- STATED TASK: Images appear in the records below; leave them out and repeat everything else exactly.

- PROVIDED MATERIAL:
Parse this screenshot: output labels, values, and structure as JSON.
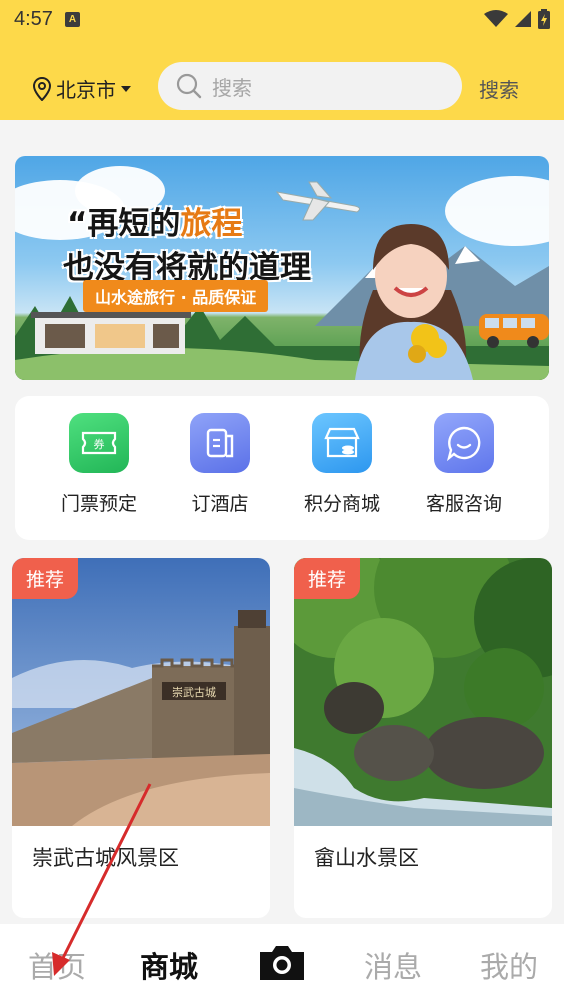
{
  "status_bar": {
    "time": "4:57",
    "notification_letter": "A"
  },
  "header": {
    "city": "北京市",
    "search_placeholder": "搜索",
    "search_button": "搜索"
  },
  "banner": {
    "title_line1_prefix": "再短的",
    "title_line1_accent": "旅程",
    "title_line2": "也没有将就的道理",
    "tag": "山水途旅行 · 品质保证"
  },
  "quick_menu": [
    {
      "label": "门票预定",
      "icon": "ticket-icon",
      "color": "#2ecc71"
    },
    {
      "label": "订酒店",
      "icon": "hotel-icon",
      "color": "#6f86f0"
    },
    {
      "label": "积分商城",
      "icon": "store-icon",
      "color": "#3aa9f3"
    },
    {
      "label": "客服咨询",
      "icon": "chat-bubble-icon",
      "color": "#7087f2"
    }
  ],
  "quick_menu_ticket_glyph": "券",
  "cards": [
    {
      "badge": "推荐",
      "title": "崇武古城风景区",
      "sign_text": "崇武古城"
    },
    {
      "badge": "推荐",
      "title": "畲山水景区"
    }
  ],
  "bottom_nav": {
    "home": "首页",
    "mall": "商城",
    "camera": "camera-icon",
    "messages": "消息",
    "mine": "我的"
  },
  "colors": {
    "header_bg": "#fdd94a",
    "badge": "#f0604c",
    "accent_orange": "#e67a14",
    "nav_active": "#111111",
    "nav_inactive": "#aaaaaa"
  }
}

- PROBLEM SOLUTION:
Parse this screenshot: output labels, values, and structure as JSON.
{
  "status_bar": {
    "time": "4:57",
    "notification_letter": "A"
  },
  "header": {
    "city": "北京市",
    "search_placeholder": "搜索",
    "search_button": "搜索"
  },
  "banner": {
    "title_line1_prefix": "再短的",
    "title_line1_accent": "旅程",
    "title_line2": "也没有将就的道理",
    "tag": "山水途旅行 · 品质保证"
  },
  "quick_menu": [
    {
      "label": "门票预定",
      "icon": "ticket-icon",
      "color": "#2ecc71"
    },
    {
      "label": "订酒店",
      "icon": "hotel-icon",
      "color": "#6f86f0"
    },
    {
      "label": "积分商城",
      "icon": "store-icon",
      "color": "#3aa9f3"
    },
    {
      "label": "客服咨询",
      "icon": "chat-bubble-icon",
      "color": "#7087f2"
    }
  ],
  "quick_menu_ticket_glyph": "券",
  "cards": [
    {
      "badge": "推荐",
      "title": "崇武古城风景区",
      "sign_text": "崇武古城"
    },
    {
      "badge": "推荐",
      "title": "畲山水景区"
    }
  ],
  "bottom_nav": {
    "home": "首页",
    "mall": "商城",
    "camera": "camera-icon",
    "messages": "消息",
    "mine": "我的"
  },
  "colors": {
    "header_bg": "#fdd94a",
    "badge": "#f0604c",
    "accent_orange": "#e67a14",
    "nav_active": "#111111",
    "nav_inactive": "#aaaaaa"
  }
}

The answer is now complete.